— BEGIN Recorded data —
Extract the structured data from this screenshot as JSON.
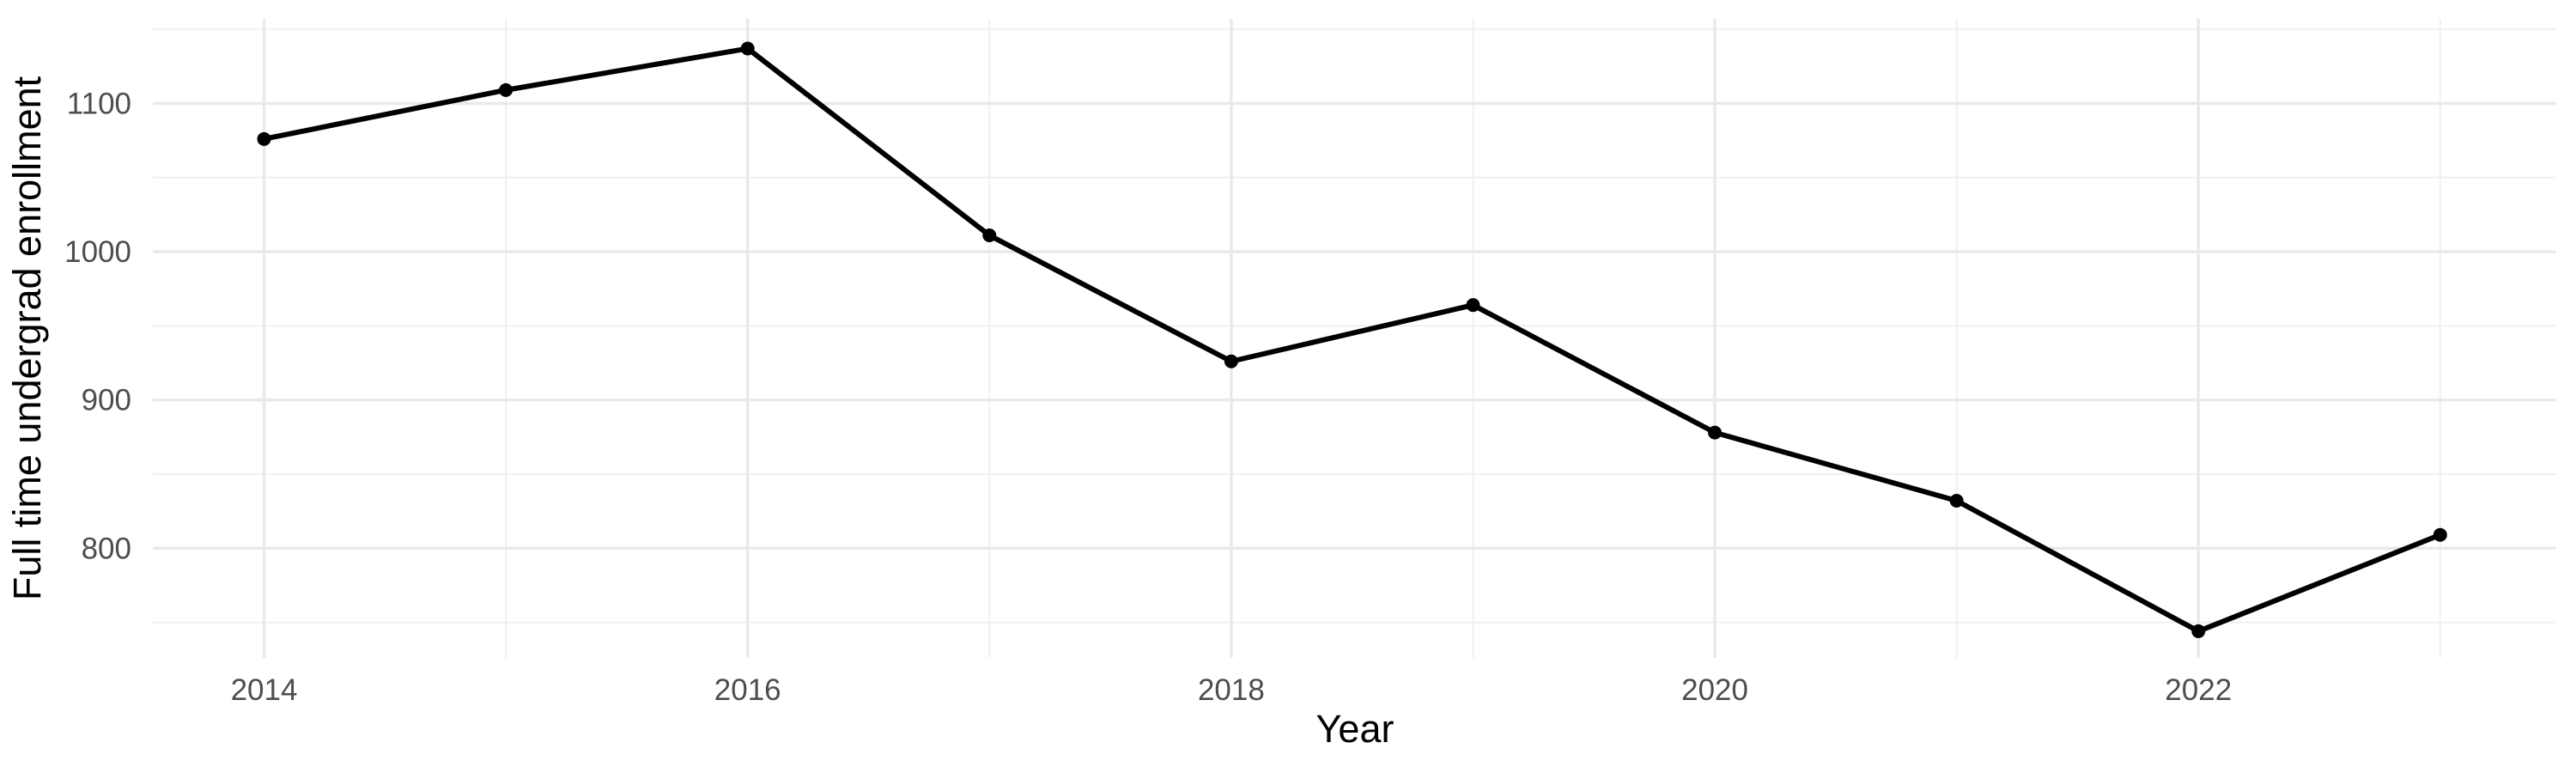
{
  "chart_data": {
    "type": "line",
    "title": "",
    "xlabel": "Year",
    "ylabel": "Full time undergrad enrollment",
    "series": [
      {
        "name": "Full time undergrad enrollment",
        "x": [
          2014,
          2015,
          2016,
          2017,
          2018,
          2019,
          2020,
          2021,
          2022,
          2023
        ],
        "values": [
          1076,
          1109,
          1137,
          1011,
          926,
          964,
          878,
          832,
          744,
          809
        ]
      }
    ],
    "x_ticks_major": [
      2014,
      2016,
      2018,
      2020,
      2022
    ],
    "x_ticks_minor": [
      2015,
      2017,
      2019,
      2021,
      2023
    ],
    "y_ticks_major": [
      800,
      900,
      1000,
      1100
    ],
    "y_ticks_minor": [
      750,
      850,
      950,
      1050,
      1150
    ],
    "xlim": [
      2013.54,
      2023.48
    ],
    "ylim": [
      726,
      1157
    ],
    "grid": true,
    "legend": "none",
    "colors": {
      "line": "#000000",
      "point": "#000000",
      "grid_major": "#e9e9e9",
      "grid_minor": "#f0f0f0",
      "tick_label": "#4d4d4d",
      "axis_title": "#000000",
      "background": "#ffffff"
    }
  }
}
— END Recorded data —
— BEGIN Recorded data —
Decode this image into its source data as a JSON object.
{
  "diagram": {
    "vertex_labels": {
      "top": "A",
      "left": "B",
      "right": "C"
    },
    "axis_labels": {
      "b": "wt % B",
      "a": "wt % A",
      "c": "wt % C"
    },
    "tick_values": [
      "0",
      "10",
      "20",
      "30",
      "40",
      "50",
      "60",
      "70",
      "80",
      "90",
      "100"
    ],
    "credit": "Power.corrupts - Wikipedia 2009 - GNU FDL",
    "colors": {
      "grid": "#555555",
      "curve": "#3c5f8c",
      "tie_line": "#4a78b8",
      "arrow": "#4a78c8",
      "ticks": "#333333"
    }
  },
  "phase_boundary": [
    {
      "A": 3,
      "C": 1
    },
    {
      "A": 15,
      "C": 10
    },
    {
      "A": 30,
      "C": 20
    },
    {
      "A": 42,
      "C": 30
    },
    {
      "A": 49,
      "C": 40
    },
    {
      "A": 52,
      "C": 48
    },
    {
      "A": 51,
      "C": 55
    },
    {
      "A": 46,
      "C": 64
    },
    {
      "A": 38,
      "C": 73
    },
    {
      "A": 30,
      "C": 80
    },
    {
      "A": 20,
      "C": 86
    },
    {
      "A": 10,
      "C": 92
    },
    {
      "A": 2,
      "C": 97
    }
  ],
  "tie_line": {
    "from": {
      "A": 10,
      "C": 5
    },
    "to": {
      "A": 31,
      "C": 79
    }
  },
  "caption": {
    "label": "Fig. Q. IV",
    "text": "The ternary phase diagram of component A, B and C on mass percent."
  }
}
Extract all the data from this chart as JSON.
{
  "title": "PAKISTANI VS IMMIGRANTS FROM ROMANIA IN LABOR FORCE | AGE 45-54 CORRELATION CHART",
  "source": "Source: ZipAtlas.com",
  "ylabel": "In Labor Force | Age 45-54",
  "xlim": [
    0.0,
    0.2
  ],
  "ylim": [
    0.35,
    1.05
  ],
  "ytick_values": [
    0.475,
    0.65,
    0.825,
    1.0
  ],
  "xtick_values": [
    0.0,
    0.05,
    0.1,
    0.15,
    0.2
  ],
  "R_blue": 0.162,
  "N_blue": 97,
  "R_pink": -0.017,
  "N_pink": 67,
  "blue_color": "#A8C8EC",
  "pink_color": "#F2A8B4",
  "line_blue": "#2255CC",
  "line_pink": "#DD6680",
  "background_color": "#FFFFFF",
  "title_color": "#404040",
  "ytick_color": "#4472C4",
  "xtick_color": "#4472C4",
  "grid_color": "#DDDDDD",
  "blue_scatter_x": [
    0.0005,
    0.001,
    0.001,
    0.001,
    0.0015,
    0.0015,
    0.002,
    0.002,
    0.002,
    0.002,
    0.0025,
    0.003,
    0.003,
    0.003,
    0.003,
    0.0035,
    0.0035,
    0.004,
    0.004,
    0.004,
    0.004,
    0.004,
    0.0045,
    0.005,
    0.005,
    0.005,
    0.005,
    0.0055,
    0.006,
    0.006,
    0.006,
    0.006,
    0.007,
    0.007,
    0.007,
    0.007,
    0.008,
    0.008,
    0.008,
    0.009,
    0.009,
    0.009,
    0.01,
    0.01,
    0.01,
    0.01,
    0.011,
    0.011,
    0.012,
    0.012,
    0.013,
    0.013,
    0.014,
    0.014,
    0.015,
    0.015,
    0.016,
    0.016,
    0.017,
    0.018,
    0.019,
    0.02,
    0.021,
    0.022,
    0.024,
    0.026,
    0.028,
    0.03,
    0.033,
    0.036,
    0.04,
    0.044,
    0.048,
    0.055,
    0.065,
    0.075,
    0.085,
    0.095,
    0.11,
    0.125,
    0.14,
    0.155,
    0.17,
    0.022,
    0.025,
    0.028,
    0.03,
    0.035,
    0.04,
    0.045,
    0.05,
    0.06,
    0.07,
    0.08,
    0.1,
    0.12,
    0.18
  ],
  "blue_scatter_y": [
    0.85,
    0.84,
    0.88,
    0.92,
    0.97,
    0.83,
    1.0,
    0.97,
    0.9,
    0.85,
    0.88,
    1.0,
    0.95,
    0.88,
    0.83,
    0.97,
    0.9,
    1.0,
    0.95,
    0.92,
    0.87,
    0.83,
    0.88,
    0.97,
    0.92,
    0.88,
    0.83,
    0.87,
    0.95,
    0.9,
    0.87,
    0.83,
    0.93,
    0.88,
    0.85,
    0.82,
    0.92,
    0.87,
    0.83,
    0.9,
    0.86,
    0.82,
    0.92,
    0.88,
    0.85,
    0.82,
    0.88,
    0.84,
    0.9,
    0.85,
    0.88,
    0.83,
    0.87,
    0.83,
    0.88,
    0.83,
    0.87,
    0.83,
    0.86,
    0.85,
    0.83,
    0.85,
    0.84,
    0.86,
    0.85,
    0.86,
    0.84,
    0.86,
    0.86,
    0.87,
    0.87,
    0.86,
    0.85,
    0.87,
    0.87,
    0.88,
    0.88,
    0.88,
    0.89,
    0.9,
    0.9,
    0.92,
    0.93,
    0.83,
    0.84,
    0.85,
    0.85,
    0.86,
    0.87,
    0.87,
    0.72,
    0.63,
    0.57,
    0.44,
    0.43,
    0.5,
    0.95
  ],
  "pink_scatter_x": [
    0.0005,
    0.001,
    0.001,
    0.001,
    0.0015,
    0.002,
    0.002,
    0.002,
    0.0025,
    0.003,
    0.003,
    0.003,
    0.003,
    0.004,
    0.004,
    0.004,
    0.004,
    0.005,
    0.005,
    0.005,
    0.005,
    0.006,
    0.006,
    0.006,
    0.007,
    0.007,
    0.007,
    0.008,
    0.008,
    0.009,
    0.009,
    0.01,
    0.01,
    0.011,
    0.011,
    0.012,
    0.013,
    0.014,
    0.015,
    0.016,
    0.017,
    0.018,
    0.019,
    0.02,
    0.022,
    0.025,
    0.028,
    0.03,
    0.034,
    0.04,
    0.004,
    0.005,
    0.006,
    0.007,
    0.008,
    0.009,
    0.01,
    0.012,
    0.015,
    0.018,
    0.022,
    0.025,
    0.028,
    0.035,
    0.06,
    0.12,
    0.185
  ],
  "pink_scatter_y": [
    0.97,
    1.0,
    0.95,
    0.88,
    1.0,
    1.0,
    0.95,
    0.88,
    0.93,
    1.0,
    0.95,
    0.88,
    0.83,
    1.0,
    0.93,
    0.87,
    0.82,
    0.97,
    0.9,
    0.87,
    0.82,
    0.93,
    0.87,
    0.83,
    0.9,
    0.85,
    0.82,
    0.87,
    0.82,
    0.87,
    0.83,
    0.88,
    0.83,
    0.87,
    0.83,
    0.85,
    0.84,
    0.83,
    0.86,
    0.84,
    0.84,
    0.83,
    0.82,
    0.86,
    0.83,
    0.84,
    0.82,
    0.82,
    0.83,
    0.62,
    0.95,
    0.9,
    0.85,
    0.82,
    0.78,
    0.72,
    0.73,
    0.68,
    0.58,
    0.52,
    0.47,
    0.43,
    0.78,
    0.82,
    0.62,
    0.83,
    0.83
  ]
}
— END Recorded data —
— BEGIN Recorded data —
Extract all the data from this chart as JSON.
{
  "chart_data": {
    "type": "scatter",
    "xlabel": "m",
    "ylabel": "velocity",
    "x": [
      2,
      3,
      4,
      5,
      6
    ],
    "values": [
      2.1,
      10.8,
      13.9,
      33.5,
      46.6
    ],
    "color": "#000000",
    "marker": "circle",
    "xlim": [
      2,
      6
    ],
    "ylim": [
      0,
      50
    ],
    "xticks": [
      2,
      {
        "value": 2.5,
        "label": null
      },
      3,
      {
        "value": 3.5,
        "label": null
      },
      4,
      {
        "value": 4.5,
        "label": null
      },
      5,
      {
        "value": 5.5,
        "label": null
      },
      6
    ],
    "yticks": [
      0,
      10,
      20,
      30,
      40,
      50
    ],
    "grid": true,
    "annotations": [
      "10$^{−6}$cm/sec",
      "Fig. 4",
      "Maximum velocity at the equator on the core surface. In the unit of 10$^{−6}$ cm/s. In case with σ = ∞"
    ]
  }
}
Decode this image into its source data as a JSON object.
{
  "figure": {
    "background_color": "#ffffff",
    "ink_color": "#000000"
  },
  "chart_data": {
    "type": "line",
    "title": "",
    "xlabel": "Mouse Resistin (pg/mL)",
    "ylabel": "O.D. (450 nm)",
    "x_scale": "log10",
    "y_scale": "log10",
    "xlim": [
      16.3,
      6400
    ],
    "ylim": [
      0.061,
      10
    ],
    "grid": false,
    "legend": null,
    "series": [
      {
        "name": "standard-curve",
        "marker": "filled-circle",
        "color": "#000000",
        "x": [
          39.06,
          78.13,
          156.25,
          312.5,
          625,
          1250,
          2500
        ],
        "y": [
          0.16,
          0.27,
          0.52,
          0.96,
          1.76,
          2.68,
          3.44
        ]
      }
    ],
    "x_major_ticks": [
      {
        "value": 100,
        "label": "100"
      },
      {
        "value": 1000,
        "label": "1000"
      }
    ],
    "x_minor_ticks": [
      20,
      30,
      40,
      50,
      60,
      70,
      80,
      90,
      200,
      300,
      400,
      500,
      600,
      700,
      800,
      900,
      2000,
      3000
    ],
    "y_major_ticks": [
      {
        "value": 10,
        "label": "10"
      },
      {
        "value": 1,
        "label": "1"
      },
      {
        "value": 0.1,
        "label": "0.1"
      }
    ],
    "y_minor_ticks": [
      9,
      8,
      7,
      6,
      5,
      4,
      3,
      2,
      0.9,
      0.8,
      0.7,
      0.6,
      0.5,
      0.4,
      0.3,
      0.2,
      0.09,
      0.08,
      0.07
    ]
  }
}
— END Recorded data —
■ The task ■
State the number of lines in the preceding entries that include the word "ylabel". Provide nothing else.

■ Task result ■
4